PROBLEM DETAILS
Find the lines of data that contain the string "this", then list them.

* BEGIN *

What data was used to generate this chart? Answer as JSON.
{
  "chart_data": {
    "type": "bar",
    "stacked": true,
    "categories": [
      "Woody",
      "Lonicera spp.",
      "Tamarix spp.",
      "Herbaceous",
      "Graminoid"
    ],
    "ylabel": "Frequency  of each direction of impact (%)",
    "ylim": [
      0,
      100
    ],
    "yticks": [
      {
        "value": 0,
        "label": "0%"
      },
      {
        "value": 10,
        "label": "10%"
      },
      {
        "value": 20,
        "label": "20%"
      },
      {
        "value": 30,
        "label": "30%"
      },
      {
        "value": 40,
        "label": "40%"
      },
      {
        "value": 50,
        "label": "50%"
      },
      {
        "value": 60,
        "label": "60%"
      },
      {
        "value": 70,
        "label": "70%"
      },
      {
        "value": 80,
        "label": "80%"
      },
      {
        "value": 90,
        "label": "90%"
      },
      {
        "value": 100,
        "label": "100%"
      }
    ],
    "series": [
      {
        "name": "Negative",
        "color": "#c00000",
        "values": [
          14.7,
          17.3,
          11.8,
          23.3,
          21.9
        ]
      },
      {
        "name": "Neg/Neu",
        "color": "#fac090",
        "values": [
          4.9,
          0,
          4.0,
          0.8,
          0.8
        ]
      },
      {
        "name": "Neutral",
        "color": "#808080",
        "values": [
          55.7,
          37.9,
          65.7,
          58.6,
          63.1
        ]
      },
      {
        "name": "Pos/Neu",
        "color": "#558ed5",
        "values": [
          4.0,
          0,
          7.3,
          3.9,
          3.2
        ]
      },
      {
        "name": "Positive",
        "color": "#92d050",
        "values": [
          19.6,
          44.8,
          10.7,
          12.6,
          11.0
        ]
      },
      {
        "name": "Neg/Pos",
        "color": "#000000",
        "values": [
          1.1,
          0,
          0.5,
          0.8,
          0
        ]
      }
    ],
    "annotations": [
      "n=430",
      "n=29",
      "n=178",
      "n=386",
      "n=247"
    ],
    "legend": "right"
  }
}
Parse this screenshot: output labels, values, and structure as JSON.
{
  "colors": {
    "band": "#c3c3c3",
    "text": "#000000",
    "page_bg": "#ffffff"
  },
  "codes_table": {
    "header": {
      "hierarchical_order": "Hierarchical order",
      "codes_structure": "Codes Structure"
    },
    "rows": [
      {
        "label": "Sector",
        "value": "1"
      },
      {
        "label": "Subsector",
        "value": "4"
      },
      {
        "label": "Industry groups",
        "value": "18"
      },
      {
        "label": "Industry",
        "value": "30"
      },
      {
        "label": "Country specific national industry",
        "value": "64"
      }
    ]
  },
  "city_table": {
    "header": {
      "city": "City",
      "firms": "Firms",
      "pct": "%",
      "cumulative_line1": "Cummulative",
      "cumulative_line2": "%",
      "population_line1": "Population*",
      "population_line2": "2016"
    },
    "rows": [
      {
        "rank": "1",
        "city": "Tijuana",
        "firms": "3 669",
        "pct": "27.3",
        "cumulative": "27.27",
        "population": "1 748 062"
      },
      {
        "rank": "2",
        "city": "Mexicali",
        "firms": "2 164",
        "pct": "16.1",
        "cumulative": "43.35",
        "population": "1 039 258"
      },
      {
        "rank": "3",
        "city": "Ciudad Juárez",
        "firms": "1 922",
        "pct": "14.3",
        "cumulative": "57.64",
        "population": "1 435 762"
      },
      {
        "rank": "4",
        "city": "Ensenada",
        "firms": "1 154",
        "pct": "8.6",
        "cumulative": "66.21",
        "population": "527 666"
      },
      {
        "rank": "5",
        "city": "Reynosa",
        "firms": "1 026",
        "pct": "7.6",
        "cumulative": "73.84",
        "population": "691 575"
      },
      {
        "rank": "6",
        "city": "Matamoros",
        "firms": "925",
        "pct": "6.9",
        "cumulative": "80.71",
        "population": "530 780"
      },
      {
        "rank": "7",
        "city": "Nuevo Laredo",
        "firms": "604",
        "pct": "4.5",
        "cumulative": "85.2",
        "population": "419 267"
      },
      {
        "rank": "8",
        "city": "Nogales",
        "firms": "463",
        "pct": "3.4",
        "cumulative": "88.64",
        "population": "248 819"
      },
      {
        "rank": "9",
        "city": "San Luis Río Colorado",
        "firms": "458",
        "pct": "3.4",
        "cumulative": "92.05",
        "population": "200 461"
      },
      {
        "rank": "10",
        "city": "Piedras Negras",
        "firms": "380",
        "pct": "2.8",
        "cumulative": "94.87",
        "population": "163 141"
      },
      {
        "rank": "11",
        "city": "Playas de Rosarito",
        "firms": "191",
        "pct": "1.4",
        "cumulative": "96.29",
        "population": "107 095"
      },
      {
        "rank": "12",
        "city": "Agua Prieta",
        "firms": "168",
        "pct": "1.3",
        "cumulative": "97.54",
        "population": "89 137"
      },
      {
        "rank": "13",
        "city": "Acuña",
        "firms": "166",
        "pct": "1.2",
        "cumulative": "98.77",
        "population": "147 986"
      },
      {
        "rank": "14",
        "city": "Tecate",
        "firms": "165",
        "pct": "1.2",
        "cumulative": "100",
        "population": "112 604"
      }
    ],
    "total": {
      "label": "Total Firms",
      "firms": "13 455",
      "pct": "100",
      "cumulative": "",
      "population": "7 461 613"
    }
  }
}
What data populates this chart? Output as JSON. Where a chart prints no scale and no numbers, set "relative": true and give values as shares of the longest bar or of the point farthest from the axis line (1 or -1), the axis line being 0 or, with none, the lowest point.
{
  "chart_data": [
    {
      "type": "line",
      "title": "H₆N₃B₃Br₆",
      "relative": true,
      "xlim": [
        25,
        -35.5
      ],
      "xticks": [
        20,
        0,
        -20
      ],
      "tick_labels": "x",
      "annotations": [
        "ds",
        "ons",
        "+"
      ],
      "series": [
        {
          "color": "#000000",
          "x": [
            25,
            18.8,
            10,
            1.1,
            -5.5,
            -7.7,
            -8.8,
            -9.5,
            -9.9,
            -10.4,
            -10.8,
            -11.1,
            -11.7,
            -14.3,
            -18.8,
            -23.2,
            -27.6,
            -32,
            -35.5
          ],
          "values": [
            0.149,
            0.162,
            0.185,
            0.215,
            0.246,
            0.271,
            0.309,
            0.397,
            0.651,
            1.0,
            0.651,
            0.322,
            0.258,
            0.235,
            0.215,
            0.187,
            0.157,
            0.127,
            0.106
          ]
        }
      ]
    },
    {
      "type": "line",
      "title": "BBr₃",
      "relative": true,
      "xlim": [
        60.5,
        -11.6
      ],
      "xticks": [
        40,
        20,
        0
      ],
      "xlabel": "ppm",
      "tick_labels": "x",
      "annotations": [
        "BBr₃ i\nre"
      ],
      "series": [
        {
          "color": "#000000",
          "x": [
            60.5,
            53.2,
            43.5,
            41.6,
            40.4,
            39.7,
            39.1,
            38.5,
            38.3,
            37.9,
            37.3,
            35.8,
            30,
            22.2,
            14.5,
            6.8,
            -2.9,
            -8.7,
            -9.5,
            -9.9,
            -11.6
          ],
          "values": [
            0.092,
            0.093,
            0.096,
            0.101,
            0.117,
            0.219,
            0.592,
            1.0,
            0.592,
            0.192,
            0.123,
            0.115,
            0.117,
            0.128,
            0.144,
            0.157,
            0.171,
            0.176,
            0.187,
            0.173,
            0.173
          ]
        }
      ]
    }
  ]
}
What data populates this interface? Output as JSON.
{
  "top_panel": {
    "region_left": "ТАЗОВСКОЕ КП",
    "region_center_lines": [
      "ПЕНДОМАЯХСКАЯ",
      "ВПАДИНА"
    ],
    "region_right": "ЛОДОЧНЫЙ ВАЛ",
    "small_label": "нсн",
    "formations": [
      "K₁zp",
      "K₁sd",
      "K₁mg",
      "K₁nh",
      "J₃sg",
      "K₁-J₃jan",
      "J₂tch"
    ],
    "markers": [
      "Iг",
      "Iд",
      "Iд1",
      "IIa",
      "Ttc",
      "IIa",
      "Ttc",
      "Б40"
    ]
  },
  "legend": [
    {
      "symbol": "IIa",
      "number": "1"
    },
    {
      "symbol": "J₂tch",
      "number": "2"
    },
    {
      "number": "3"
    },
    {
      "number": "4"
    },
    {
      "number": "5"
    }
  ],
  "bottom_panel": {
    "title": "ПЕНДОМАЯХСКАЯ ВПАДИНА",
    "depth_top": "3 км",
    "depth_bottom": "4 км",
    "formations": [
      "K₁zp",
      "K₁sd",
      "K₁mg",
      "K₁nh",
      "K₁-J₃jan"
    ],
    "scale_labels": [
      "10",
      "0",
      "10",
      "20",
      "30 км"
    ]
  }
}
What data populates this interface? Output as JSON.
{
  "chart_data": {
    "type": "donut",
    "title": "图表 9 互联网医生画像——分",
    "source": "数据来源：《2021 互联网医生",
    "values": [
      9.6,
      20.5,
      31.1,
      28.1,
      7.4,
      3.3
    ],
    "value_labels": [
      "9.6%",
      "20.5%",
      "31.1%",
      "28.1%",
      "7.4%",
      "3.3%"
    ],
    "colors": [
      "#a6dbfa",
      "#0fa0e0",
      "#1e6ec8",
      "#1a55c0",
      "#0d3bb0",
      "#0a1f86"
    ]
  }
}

* END *

COMPLETE ANSWER
What data was used to generate this chart? Answer as JSON.
Parse this screenshot: output labels, values, and structure as JSON.
What data populates this chart? Output as JSON. Where a chart prints no scale and no numbers, set "relative": true and give values as shares of the longest bar or of the point farthest from the axis line (1 or -1), the axis line being 0 or, with none, the lowest point.
What data populates this interface? Output as JSON.
What data populates this interface? Output as JSON.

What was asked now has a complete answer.